====== Given entries ======
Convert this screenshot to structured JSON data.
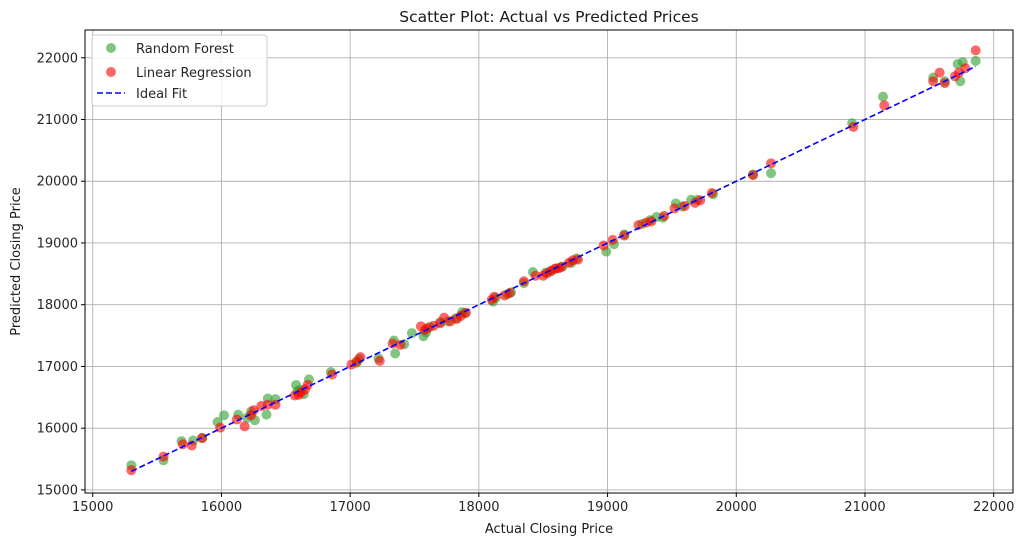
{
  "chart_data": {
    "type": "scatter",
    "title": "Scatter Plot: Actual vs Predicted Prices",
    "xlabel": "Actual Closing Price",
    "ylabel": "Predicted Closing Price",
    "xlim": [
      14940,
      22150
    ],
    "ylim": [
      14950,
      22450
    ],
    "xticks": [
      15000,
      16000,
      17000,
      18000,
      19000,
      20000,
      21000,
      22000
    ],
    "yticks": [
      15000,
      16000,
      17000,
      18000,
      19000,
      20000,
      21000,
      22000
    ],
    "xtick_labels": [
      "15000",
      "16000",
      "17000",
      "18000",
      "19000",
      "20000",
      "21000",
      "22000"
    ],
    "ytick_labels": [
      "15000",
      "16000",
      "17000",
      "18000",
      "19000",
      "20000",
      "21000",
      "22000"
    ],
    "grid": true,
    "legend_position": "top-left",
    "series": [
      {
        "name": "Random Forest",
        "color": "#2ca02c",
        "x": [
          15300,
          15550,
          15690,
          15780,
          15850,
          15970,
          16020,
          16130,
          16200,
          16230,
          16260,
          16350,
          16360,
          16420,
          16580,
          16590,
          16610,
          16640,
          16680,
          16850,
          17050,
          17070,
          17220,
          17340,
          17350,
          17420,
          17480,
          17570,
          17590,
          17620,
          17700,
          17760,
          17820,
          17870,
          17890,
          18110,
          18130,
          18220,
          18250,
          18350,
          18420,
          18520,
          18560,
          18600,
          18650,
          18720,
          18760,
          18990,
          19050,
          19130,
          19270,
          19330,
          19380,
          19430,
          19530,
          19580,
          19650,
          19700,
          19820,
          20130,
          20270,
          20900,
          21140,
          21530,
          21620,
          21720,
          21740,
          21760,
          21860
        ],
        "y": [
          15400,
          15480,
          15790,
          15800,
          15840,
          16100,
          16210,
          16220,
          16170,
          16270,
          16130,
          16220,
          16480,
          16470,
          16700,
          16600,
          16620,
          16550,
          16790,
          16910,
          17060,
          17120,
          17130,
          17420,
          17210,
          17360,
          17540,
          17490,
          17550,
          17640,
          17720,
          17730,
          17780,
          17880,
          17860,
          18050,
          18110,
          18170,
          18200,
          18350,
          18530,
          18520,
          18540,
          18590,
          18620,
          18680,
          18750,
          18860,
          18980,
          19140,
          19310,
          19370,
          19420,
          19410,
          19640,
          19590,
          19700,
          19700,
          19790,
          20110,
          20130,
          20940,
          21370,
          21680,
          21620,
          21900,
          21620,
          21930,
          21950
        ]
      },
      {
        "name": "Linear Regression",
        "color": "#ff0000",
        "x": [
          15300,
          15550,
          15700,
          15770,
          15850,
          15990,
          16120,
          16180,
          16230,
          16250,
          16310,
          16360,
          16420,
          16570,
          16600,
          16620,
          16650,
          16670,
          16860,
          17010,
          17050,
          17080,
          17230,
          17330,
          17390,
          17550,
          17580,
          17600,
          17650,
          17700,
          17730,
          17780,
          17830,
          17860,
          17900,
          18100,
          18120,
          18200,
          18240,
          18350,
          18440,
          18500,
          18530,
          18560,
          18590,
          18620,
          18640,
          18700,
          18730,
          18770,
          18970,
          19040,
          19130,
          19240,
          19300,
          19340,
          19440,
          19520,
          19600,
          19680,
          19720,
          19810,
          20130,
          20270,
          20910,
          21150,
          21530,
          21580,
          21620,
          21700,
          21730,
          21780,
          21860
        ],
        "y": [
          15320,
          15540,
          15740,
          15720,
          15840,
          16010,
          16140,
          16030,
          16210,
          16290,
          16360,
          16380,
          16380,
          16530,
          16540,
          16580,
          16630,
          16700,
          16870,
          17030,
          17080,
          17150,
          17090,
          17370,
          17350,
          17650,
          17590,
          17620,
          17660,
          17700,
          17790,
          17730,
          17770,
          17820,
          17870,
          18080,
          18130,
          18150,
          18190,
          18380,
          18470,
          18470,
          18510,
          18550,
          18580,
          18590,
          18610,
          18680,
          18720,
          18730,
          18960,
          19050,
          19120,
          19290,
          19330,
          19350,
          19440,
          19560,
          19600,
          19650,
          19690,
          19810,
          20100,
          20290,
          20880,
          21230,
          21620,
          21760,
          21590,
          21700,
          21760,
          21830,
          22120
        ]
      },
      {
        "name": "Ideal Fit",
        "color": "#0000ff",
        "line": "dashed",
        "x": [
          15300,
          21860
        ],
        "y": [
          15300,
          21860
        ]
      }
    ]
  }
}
======
Stated problem = Identify the lines above with the word "Predicted". Copy them.

Solution =
    "title": "Scatter Plot: Actual vs Predicted Prices",
    "ylabel": "Predicted Closing Price",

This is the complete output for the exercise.